Problem details> Your task is to output the entries below word for word.

* BEGIN Supplied data *

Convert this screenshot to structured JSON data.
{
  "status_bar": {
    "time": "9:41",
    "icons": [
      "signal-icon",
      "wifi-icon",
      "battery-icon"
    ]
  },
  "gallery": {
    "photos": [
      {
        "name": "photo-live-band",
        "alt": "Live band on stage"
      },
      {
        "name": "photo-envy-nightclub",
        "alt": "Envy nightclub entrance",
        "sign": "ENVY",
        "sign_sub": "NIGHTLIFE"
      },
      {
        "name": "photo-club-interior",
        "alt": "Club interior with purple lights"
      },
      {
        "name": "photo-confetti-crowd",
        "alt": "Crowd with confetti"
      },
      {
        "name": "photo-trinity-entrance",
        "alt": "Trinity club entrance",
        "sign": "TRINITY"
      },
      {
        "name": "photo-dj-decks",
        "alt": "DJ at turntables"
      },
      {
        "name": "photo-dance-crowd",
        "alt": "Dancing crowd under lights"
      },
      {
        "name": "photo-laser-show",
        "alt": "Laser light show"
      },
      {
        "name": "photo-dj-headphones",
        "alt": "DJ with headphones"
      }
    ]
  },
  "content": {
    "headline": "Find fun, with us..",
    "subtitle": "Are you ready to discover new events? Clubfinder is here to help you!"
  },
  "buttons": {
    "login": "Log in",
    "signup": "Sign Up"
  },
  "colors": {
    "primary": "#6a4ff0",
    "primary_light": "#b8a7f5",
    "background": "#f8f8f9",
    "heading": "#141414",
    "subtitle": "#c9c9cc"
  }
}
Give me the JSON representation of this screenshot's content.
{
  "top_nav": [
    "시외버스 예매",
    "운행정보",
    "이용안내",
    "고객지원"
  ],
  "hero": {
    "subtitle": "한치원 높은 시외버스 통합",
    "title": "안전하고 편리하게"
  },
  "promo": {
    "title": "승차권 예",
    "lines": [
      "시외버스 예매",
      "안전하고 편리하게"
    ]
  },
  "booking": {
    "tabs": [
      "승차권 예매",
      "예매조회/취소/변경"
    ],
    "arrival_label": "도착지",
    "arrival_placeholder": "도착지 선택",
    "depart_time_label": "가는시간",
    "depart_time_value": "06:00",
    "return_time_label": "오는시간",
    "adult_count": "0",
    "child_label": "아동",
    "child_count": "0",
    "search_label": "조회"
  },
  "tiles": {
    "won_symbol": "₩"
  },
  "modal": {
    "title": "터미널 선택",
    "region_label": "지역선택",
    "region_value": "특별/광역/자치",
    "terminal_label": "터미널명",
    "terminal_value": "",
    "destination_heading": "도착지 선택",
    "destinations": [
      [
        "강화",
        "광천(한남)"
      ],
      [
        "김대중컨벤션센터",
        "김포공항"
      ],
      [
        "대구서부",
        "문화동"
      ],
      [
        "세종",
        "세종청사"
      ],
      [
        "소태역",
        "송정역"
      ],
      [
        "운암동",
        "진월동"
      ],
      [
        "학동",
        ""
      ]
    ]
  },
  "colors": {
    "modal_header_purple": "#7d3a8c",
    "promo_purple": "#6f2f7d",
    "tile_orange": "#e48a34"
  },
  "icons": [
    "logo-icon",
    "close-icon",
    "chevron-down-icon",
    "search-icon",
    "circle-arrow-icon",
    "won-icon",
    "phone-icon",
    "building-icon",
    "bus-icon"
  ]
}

* END Supplied data *

Right answer>
Convert this screenshot to structured JSON data.
{
  "status_bar": {
    "time": "9:41",
    "icons": [
      "signal-icon",
      "wifi-icon",
      "battery-icon"
    ]
  },
  "gallery": {
    "photos": [
      {
        "name": "photo-live-band",
        "alt": "Live band on stage"
      },
      {
        "name": "photo-envy-nightclub",
        "alt": "Envy nightclub entrance",
        "sign": "ENVY",
        "sign_sub": "NIGHTLIFE"
      },
      {
        "name": "photo-club-interior",
        "alt": "Club interior with purple lights"
      },
      {
        "name": "photo-confetti-crowd",
        "alt": "Crowd with confetti"
      },
      {
        "name": "photo-trinity-entrance",
        "alt": "Trinity club entrance",
        "sign": "TRINITY"
      },
      {
        "name": "photo-dj-decks",
        "alt": "DJ at turntables"
      },
      {
        "name": "photo-dance-crowd",
        "alt": "Dancing crowd under lights"
      },
      {
        "name": "photo-laser-show",
        "alt": "Laser light show"
      },
      {
        "name": "photo-dj-headphones",
        "alt": "DJ with headphones"
      }
    ]
  },
  "content": {
    "headline": "Find fun, with us..",
    "subtitle": "Are you ready to discover new events? Clubfinder is here to help you!"
  },
  "buttons": {
    "login": "Log in",
    "signup": "Sign Up"
  },
  "colors": {
    "primary": "#6a4ff0",
    "primary_light": "#b8a7f5",
    "background": "#f8f8f9",
    "heading": "#141414",
    "subtitle": "#c9c9cc"
  }
}
Give me the JSON representation of this screenshot's content.
{
  "top_nav": [
    "시외버스 예매",
    "운행정보",
    "이용안내",
    "고객지원"
  ],
  "hero": {
    "subtitle": "한치원 높은 시외버스 통합",
    "title": "안전하고 편리하게"
  },
  "promo": {
    "title": "승차권 예",
    "lines": [
      "시외버스 예매",
      "안전하고 편리하게"
    ]
  },
  "booking": {
    "tabs": [
      "승차권 예매",
      "예매조회/취소/변경"
    ],
    "arrival_label": "도착지",
    "arrival_placeholder": "도착지 선택",
    "depart_time_label": "가는시간",
    "depart_time_value": "06:00",
    "return_time_label": "오는시간",
    "adult_count": "0",
    "child_label": "아동",
    "child_count": "0",
    "search_label": "조회"
  },
  "tiles": {
    "won_symbol": "₩"
  },
  "modal": {
    "title": "터미널 선택",
    "region_label": "지역선택",
    "region_value": "특별/광역/자치",
    "terminal_label": "터미널명",
    "terminal_value": "",
    "destination_heading": "도착지 선택",
    "destinations": [
      [
        "강화",
        "광천(한남)"
      ],
      [
        "김대중컨벤션센터",
        "김포공항"
      ],
      [
        "대구서부",
        "문화동"
      ],
      [
        "세종",
        "세종청사"
      ],
      [
        "소태역",
        "송정역"
      ],
      [
        "운암동",
        "진월동"
      ],
      [
        "학동",
        ""
      ]
    ]
  },
  "colors": {
    "modal_header_purple": "#7d3a8c",
    "promo_purple": "#6f2f7d",
    "tile_orange": "#e48a34"
  },
  "icons": [
    "logo-icon",
    "close-icon",
    "chevron-down-icon",
    "search-icon",
    "circle-arrow-icon",
    "won-icon",
    "phone-icon",
    "building-icon",
    "bus-icon"
  ]
}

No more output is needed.